Short task |
Restate every entry word for word.

Records for the task |
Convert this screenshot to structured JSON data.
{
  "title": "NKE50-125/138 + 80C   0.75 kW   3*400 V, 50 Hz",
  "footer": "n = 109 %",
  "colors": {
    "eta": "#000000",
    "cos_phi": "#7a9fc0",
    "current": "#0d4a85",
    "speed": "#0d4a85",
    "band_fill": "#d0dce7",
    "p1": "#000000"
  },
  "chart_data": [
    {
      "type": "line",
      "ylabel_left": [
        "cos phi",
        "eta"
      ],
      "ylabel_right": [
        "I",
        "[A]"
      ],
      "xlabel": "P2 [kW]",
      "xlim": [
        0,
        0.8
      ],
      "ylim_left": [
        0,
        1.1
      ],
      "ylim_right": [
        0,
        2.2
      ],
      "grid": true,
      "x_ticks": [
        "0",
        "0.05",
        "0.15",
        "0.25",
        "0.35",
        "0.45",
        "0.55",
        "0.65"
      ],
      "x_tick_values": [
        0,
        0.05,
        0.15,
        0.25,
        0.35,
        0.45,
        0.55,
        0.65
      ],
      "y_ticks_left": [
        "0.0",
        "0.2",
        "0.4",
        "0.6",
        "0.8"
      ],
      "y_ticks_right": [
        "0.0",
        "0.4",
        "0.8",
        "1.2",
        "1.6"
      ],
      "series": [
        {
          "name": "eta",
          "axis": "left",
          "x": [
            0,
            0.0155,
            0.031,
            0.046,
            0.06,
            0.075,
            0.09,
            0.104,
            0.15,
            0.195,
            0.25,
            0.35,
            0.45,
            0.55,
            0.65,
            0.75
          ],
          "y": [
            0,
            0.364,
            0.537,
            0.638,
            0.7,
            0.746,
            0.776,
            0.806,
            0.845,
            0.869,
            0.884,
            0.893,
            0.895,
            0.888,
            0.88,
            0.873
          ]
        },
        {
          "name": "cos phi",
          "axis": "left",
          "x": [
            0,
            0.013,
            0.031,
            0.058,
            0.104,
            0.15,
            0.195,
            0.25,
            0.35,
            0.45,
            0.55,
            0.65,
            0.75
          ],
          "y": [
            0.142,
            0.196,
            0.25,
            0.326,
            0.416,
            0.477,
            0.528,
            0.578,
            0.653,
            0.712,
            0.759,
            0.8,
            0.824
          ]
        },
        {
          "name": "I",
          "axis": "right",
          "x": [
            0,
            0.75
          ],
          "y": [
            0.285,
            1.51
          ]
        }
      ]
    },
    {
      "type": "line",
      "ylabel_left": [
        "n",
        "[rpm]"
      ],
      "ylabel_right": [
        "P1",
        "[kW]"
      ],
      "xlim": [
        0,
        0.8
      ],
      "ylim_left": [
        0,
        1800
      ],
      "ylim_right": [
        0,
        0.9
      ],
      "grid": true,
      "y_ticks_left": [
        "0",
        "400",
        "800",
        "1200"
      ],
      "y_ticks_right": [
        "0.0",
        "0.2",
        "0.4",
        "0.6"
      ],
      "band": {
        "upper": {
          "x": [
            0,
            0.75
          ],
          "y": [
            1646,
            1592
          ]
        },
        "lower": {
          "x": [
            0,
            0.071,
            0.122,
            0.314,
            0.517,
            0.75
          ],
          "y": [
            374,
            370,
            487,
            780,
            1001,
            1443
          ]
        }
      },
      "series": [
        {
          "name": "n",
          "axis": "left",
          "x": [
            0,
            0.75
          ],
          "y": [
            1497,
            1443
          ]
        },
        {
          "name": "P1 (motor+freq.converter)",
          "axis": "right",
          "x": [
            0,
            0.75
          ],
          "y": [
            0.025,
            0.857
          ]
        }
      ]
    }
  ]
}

Written answer |
Convert this screenshot to structured JSON data.
{
  "title": "NKE50-125/138 + 80C   0.75 kW   3*400 V, 50 Hz",
  "footer": "n = 109 %",
  "colors": {
    "eta": "#000000",
    "cos_phi": "#7a9fc0",
    "current": "#0d4a85",
    "speed": "#0d4a85",
    "band_fill": "#d0dce7",
    "p1": "#000000"
  },
  "chart_data": [
    {
      "type": "line",
      "ylabel_left": [
        "cos phi",
        "eta"
      ],
      "ylabel_right": [
        "I",
        "[A]"
      ],
      "xlabel": "P2 [kW]",
      "xlim": [
        0,
        0.8
      ],
      "ylim_left": [
        0,
        1.1
      ],
      "ylim_right": [
        0,
        2.2
      ],
      "grid": true,
      "x_ticks": [
        "0",
        "0.05",
        "0.15",
        "0.25",
        "0.35",
        "0.45",
        "0.55",
        "0.65"
      ],
      "x_tick_values": [
        0,
        0.05,
        0.15,
        0.25,
        0.35,
        0.45,
        0.55,
        0.65
      ],
      "y_ticks_left": [
        "0.0",
        "0.2",
        "0.4",
        "0.6",
        "0.8"
      ],
      "y_ticks_right": [
        "0.0",
        "0.4",
        "0.8",
        "1.2",
        "1.6"
      ],
      "series": [
        {
          "name": "eta",
          "axis": "left",
          "x": [
            0,
            0.0155,
            0.031,
            0.046,
            0.06,
            0.075,
            0.09,
            0.104,
            0.15,
            0.195,
            0.25,
            0.35,
            0.45,
            0.55,
            0.65,
            0.75
          ],
          "y": [
            0,
            0.364,
            0.537,
            0.638,
            0.7,
            0.746,
            0.776,
            0.806,
            0.845,
            0.869,
            0.884,
            0.893,
            0.895,
            0.888,
            0.88,
            0.873
          ]
        },
        {
          "name": "cos phi",
          "axis": "left",
          "x": [
            0,
            0.013,
            0.031,
            0.058,
            0.104,
            0.15,
            0.195,
            0.25,
            0.35,
            0.45,
            0.55,
            0.65,
            0.75
          ],
          "y": [
            0.142,
            0.196,
            0.25,
            0.326,
            0.416,
            0.477,
            0.528,
            0.578,
            0.653,
            0.712,
            0.759,
            0.8,
            0.824
          ]
        },
        {
          "name": "I",
          "axis": "right",
          "x": [
            0,
            0.75
          ],
          "y": [
            0.285,
            1.51
          ]
        }
      ]
    },
    {
      "type": "line",
      "ylabel_left": [
        "n",
        "[rpm]"
      ],
      "ylabel_right": [
        "P1",
        "[kW]"
      ],
      "xlim": [
        0,
        0.8
      ],
      "ylim_left": [
        0,
        1800
      ],
      "ylim_right": [
        0,
        0.9
      ],
      "grid": true,
      "y_ticks_left": [
        "0",
        "400",
        "800",
        "1200"
      ],
      "y_ticks_right": [
        "0.0",
        "0.2",
        "0.4",
        "0.6"
      ],
      "band": {
        "upper": {
          "x": [
            0,
            0.75
          ],
          "y": [
            1646,
            1592
          ]
        },
        "lower": {
          "x": [
            0,
            0.071,
            0.122,
            0.314,
            0.517,
            0.75
          ],
          "y": [
            374,
            370,
            487,
            780,
            1001,
            1443
          ]
        }
      },
      "series": [
        {
          "name": "n",
          "axis": "left",
          "x": [
            0,
            0.75
          ],
          "y": [
            1497,
            1443
          ]
        },
        {
          "name": "P1 (motor+freq.converter)",
          "axis": "right",
          "x": [
            0,
            0.75
          ],
          "y": [
            0.025,
            0.857
          ]
        }
      ]
    }
  ]
}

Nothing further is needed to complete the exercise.